(Data extract):
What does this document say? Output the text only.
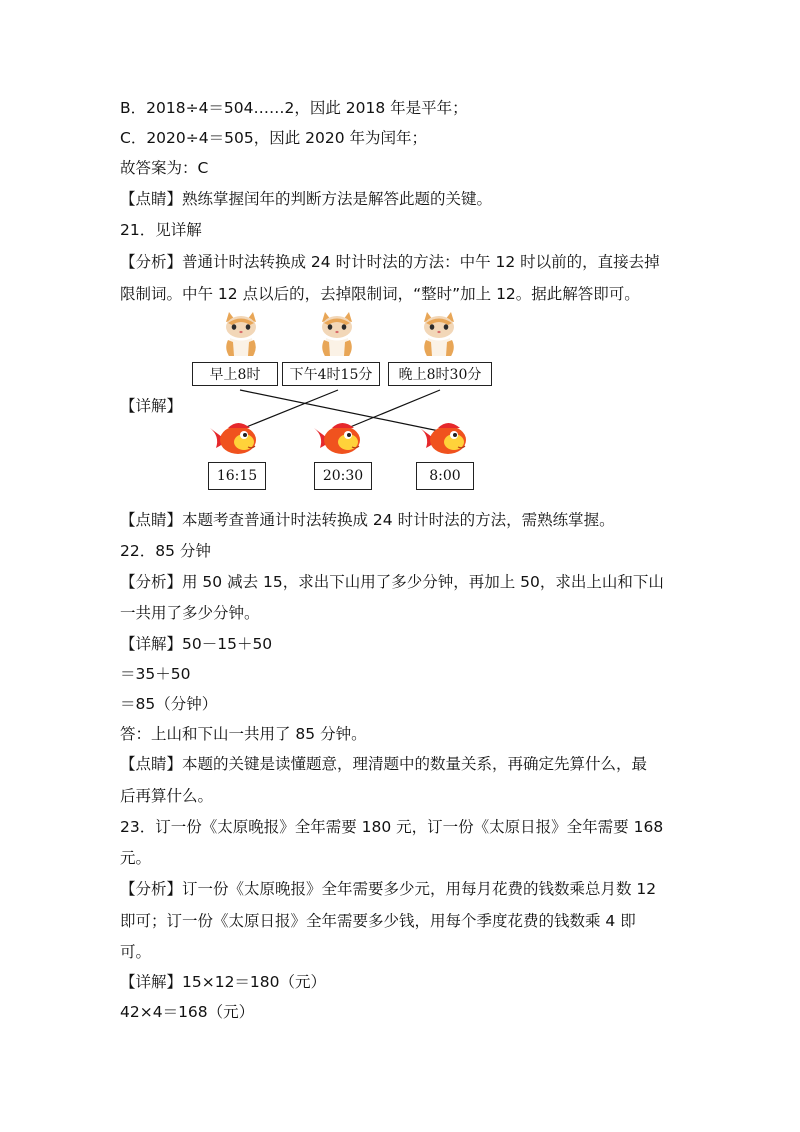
B．2018÷4＝504……2，因此 2018 年是平年；
C．2020÷4＝505，因此 2020 年为闰年；
故答案为：C
【点睛】熟练掌握闰年的判断方法是解答此题的关键。
21．见详解
【分析】普通计时法转换成 24 时计时法的方法：中午 12 时以前的，直接去掉
限制词。中午 12 点以后的，去掉限制词，“整时”加上 12。据此解答即可。
【详解】
早上8时	下午4时15分	晚上8时30分
16:15	20:30	8:00
【点睛】本题考查普通计时法转换成 24 时计时法的方法，需熟练掌握。
22．85 分钟
【分析】用 50 减去 15，求出下山用了多少分钟，再加上 50，求出上山和下山
一共用了多少分钟。
【详解】50－15＋50
＝35＋50
＝85（分钟）
答：上山和下山一共用了 85 分钟。
【点睛】本题的关键是读懂题意，理清题中的数量关系，再确定先算什么，最
后再算什么。
23．订一份《太原晚报》全年需要 180 元，订一份《太原日报》全年需要 168
元。
【分析】订一份《太原晚报》全年需要多少元，用每月花费的钱数乘总月数 12
即可；订一份《太原日报》全年需要多少钱，用每个季度花费的钱数乘 4 即
可。
【详解】15×12＝180（元）
42×4＝168（元）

(Objective):
Extract, from the listing above, every line where the string "太原晚报" occurs.

(Task solution):
23．订一份《太原晚报》全年需要 180 元，订一份《太原日报》全年需要 168
【分析】订一份《太原晚报》全年需要多少元，用每月花费的钱数乘总月数 12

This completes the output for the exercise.